JOBS:
A. Reproduce everything in the passage about the security breach from "But having spent" down to "most people realize.".
B. Carry on the passage about the security breach, starting right after its final sentence.
— Start SOURCE —
But having spent 24 hours watching various hot takes and attempts to minimize just how catastrophically bad this security breach was, we need to talk about why this is even worse than most people realize.
First, just look at the casual way these officials discuss highly classified military operations. This isn’t just a quick “oops wrong number” text – this is an extended conversation about bombing plans happening on an unauthorized platform. And the deeper you read, the worse it gets:
At 8:05 a.m. on Friday, March 14, “Michael Waltz” texted the group: “Team, you should have a statement of conclusions with taskings per the Presidents guidance this morning in your high side inboxes.” (High side, in government parlance, refers to classified computer and communications systems.) “State and DOD, we developed suggested notification lists for regional Allies and partners. Joint Staff is sending this am a more specific sequence of events in the coming days and we will work w DOD to ensure COS, OVP and POTUS are briefed.”
— End SOURCE —
— Start INFORMATION SUPPLIED —
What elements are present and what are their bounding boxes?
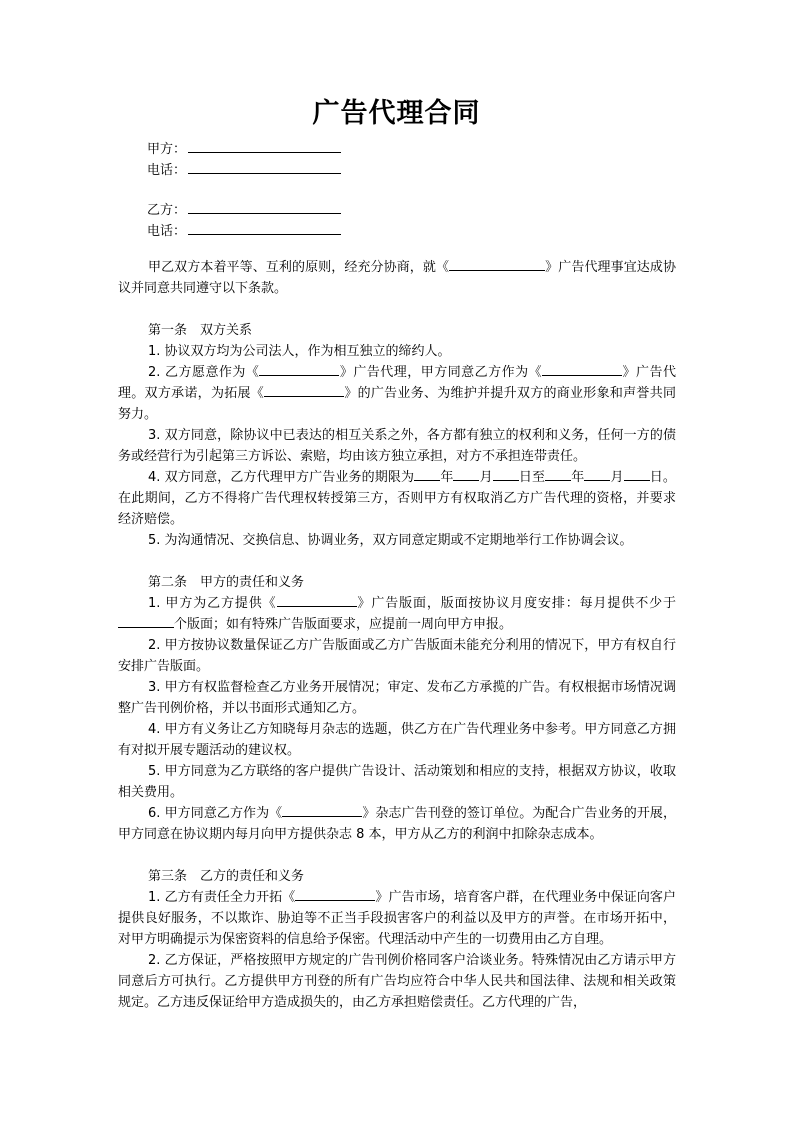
document-title: 广告代理合同 [312, 98, 481, 129]
clause-2-5: 5. 甲方同意为乙方联络的客户提供广告设计、活动策划和相应的支持，根据双方协议，收取相关费用。 [118, 764, 676, 800]
intro-paragraph: 甲乙双方本着平等、互利的原则，经充分协商，就《 》广告代理事宜达成协议并同意共同遵守以下条款。 [118, 257, 676, 299]
clause-3-1: 1. 乙方有责任全力开拓《 》广告市场，培育客户群，在代理业务中保证向客户提供良好服务，不以欺诈、胁迫等不正当手段损害客户的利益以及甲方的声誉。在市场开拓中，对甲方明确提示为保密资料的信息给予保密。代理活动中产生的一切费用由乙方自理。 [118, 887, 676, 950]
party-a-phone-row [147, 159, 341, 181]
blank [259, 362, 339, 376]
clause-1-2: 2. 乙方愿意作为《 》广告代理，甲方同意乙方作为《 》广告代理。双方承诺，为拓展《 》的广告业务、为维护并提升双方的商业形象和声誉共同努力。 [118, 362, 676, 425]
blank [449, 257, 545, 271]
article-2-heading: 第二条 甲方的责任和义务 [148, 575, 305, 590]
party-a-blank[interactable] [188, 138, 341, 153]
blank [118, 614, 174, 628]
blank [584, 467, 610, 481]
blank [414, 467, 440, 481]
blank [493, 467, 519, 481]
clause-1-3: 3. 双方同意，除协议中已表达的相互关系之外，各方都有独立的权利和义务，任何一方的债务或经营行为引起第三方诉讼、索赔，均由该方独立承担，对方不承担连带责任。 [118, 428, 676, 464]
party-a-phone-blank[interactable] [188, 159, 341, 174]
blank [545, 467, 571, 481]
blank [453, 467, 479, 481]
article-3-heading: 第三条 乙方的责任和义务 [148, 869, 305, 884]
clause-2-2: 2. 甲方按协议数量保证乙方广告版面或乙方广告版面未能充分利用的情况下，甲方有权自行安排广告版面。 [118, 638, 676, 674]
blank [542, 362, 622, 376]
party-b-blank[interactable] [188, 199, 341, 214]
clause-2-6: 6. 甲方同意乙方作为《 》杂志广告刊登的签订单位。为配合广告业务的开展，甲方同意在协议期内每月向甲方提供杂志 8 本，甲方从乙方的利润中扣除杂志成本。 [118, 803, 676, 845]
clause-1-1: 1. 协议双方均为公司法人，作为相互独立的缔约人。 [148, 344, 451, 359]
blank [277, 593, 357, 607]
party-b-phone-blank[interactable] [188, 220, 341, 235]
clause-3-2: 2. 乙方保证，严格按照甲方规定的广告刊例价格同客户洽谈业务。特殊情况由乙方请示甲方同意后方可执行。乙方提供甲方刊登的所有广告均应符合中华人民共和国法律、法规和相关政策规定。乙方违反保证给甲方造成损失的，由乙方承担赔偿责任。乙方代理的广告， [118, 953, 676, 1010]
blank [264, 383, 344, 397]
clause-1-4: 4. 双方同意，乙方代理甲方广告业务的期限为 年 月 日至 年 月 日。在此期间，乙方不得将广告代理权转授第三方，否则甲方有权取消乙方广告代理的资格，并要求经济赔偿。 [118, 467, 676, 530]
party-b-phone-row [147, 220, 341, 242]
clause-2-4: 4. 甲方有义务让乙方知晓每月杂志的选题，供乙方在广告代理业务中参考。甲方同意乙方拥有对拟开展专题活动的建议权。 [118, 722, 676, 758]
party-b-row [147, 199, 341, 221]
phone-label: 电话： [147, 163, 187, 178]
contract-body [118, 257, 676, 1013]
clause-2-1: 1. 甲方为乙方提供《 》广告版面，版面按协议月度安排：每月提供不少于个版面；如有特殊广告版面要求，应提前一周向甲方申报。 [118, 593, 676, 635]
party-a-row [147, 138, 341, 160]
clause-2-3: 3. 甲方有权监督检查乙方业务开展情况；审定、发布乙方承揽的广告。有权根据市场情况调整广告刊例价格，并以书面形式通知乙方。 [118, 680, 676, 716]
blank [624, 467, 650, 481]
blank [282, 803, 362, 817]
phone-label: 电话： [147, 224, 187, 239]
clause-1-5: 5. 为沟通情况、交换信息、协调业务，双方同意定期或不定期地举行工作协调会议。 [148, 533, 633, 548]
party-b-label: 乙方： [147, 203, 187, 218]
blank [295, 887, 375, 901]
party-a-label: 甲方： [147, 142, 187, 157]
article-1-heading: 第一条 双方关系 [148, 323, 253, 338]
— End INFORMATION SUPPLIED —
FINAL RESULTS:
A.
But having spent 24 hours watching various hot takes and attempts to minimize just how catastrophically bad this security breach was, we need to talk about why this is even worse than most people realize.

B.
At this point, a fascinating policy discussion commenced. The account labeled “JD Vance” responded at 8:16: “Team, I am out for the day doing an economic event in Michigan. But I think we are making a mistake.” (Vance was indeed in Michigan that day.) The Vance account goes on to state, “3 percent of US trade runs through the suez. 40 percent of European trade does. There is a real risk that the public doesn’t understand this or why it’s necessary. The strongest reason to do this is, as POTUS said, to send a message.”
The Vance account then goes on to make a noteworthy statement, considering that the vice president has not deviated publicly from Trump’s position on virtually any issue. “I am not sure the president is aware how inconsistent this is with his message on Europe right now. There’s a further risk that we see a moderate to severe spike in oil prices. I am willing to support the consensus of the team and keep these concerns to myself. But there is a strong argument for delaying this a month, doing the messaging work on why this matters, seeing where the economy is, etc.”
A person identified in Signal as “Joe Kent” (Trump’s nominee to run the National Counterterrorism Center is named Joe Kent) wrote at 8:22, “There is nothing time sensitive driving the time line. We’ll have the exact same options in a month.”
Then, at 8:26 a.m., a message landed in my Signal app from the user “John Ratcliffe.” The message contained information that might be interpreted as related to actual and current intelligence operations.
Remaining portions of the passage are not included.